> **Exercise set**:
1) Answer the following questions about the excerpt on the Asuri language and Jharkhand, with each answer on its own line and marked to match.
(a) What does the Sanskrit word 'asura' mean?
(b) About how many people in the State of Jharkhand speak Asuri?
(c) What body listed the tribes of Jharkhand?
2) From the excerpt on the Asuri language and Jharkhand, list every name in the Planning Commission's list of Jharkhand tribes that begins with the letter B.

> **Document extract**:
────────────────────

The word 'asura' in Sanskrit language means a demon.
Hindus call rAvaNa as rAvANasura i.e. the demon rAvaNa.

At post No. 145 at this blog, we have already seen that the State of jhArkhand has about a hundred thousand people speaking the language 'Asuri'.

The Asuri language is spoken, among others, by the people belonging to the 'asura' culture also.

The Planning Commission of India, listed as under, the tribes of jhArkhand:

Jharkhand: Asura, Baiga, Banjara, Bishor, Gond, Oran, Santhal, Ho, Kharia, Khond, Korwa, Mundra, Mal paharia, Bhumij,
source: planningcommission.nic.in/reports/sereport/ser/ser_chr.pdf.


I do not want to use the word 'tribe' for the people living in the forest areas of different States of India. Doing so will be condescending, or 'holier than thou' approach. For that matter, every Indian was a tribal in the eyes of the British rulers or European colonialists. Whatever that did not belong to the blind British culture or the European culture was atavistc, barbaric and tribal in their eyes. The European colonialists and the imperialists never looked into mirrors as long as they were trading or capturing places in India. This trait of calling everybody not belonging to their Continent, race and religion, as uncivilised and savageous, the European Colonialists and the Imperialists inherited from the Indo-European and Norman invaders of the B.C. Era. This name-calling and mud-slinging sometimes spilled even to their own co-settlers.

────────────────────

> **Provided data**:
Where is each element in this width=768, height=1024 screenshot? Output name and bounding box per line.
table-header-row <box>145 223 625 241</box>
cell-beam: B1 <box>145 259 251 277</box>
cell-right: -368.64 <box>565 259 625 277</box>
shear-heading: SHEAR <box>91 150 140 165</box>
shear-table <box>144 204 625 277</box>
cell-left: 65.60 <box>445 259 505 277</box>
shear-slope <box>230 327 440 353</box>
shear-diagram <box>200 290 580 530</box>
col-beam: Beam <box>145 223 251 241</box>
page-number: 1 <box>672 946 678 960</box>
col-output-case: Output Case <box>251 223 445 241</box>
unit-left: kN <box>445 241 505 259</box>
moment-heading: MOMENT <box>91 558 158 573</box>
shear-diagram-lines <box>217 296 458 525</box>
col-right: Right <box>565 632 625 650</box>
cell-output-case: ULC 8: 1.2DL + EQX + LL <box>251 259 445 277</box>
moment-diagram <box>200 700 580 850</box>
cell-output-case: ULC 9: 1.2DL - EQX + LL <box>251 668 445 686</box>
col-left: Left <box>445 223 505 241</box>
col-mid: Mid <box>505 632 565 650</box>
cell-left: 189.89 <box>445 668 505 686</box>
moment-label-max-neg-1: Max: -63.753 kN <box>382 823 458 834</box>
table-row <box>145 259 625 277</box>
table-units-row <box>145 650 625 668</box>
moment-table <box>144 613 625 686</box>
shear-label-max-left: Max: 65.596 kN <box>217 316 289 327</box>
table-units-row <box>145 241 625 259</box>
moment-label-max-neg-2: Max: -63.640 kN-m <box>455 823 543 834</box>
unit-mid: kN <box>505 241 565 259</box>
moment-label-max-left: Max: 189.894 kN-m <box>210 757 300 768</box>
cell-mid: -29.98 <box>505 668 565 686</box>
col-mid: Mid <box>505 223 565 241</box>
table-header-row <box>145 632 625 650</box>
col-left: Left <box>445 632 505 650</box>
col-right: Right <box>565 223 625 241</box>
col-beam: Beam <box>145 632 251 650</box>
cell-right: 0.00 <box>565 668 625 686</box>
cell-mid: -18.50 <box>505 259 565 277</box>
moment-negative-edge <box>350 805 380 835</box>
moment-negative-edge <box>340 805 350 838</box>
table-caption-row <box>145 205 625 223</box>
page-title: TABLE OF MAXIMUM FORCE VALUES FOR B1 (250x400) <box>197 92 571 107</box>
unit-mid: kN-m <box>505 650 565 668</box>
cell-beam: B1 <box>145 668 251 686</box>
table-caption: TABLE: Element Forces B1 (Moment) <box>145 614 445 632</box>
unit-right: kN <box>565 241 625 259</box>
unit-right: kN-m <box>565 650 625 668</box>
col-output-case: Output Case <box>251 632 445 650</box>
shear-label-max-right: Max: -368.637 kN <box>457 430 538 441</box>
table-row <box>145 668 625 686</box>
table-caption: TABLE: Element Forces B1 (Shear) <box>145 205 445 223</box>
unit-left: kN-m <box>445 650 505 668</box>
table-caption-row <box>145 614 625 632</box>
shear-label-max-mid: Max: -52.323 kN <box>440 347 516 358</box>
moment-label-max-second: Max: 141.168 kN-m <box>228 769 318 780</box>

────────────────────

> **Responses to the tasks**:
1)
(a) A demon.
(b) About a hundred thousand.
(c) The Planning Commission of India.

2) Baiga, Banjara, Bishor, Bhumij